EXERCISE REQUIREMENTS: Wherever the word "from" appears in the entries, copy the whole line.
═════ DATA ENTRIES ═════
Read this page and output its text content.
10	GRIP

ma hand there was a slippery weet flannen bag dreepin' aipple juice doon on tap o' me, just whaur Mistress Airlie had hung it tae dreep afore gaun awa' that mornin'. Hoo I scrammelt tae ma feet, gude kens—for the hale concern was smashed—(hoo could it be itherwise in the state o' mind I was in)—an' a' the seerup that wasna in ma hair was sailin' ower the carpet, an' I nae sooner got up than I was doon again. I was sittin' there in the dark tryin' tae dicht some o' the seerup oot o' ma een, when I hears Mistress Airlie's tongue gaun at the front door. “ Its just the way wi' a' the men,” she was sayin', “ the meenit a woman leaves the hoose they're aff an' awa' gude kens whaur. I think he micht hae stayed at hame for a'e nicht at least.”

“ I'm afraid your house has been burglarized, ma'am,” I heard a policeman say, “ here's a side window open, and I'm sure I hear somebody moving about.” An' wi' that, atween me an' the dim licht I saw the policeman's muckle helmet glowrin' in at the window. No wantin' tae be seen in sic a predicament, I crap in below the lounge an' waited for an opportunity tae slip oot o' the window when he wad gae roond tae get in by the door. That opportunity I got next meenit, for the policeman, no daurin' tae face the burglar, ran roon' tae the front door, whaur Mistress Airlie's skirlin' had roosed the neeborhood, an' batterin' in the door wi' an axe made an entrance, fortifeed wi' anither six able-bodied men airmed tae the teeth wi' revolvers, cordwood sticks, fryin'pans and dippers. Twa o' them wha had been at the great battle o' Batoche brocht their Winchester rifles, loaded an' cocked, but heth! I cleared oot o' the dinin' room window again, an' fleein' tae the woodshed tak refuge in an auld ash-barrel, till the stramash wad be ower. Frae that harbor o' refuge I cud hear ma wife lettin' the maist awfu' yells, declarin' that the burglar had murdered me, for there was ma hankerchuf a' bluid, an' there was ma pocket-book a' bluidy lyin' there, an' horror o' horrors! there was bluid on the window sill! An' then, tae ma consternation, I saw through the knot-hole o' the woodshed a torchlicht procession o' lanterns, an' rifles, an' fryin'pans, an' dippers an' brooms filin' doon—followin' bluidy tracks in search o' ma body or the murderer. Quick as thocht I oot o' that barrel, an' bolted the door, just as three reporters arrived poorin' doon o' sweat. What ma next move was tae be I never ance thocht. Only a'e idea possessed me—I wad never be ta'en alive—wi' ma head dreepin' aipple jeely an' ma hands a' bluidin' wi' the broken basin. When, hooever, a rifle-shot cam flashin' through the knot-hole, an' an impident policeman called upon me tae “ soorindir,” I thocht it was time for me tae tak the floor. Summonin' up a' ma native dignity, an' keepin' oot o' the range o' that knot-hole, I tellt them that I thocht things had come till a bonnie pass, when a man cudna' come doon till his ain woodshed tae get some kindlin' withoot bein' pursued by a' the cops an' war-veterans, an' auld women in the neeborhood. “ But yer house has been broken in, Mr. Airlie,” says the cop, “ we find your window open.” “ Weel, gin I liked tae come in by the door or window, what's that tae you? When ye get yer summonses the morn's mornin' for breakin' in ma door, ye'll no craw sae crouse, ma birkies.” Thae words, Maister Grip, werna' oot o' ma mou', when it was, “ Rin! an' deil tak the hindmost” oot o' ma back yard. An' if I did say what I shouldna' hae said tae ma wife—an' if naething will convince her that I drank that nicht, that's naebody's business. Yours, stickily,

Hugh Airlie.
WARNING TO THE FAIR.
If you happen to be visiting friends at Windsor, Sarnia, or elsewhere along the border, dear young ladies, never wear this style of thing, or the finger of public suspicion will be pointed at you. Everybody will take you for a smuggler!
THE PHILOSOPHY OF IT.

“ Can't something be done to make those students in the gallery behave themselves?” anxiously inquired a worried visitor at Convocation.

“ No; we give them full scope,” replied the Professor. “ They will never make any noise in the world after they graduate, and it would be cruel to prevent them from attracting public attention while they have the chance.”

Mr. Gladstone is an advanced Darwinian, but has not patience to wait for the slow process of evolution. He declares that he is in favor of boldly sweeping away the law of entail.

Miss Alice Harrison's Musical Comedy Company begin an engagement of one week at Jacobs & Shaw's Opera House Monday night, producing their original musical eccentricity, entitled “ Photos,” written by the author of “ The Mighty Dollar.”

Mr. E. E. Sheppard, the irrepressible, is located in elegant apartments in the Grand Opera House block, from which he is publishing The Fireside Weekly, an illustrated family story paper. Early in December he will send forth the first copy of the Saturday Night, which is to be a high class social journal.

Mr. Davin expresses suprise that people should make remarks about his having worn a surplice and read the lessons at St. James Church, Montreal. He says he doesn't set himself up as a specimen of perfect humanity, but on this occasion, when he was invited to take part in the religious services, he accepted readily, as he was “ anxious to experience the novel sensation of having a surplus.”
═════
RESULT:
“ No; we give them full scope,” replied the Professor. “ They will never make any noise in the world after they graduate, and it would be cruel to prevent them from attracting public attention while they have the chance.”
Mr. E. E. Sheppard, the irrepressible, is located in elegant apartments in the Grand Opera House block, from which he is publishing The Fireside Weekly, an illustrated family story paper. Early in December he will send forth the first copy of the Saturday Night, which is to be a high class social journal.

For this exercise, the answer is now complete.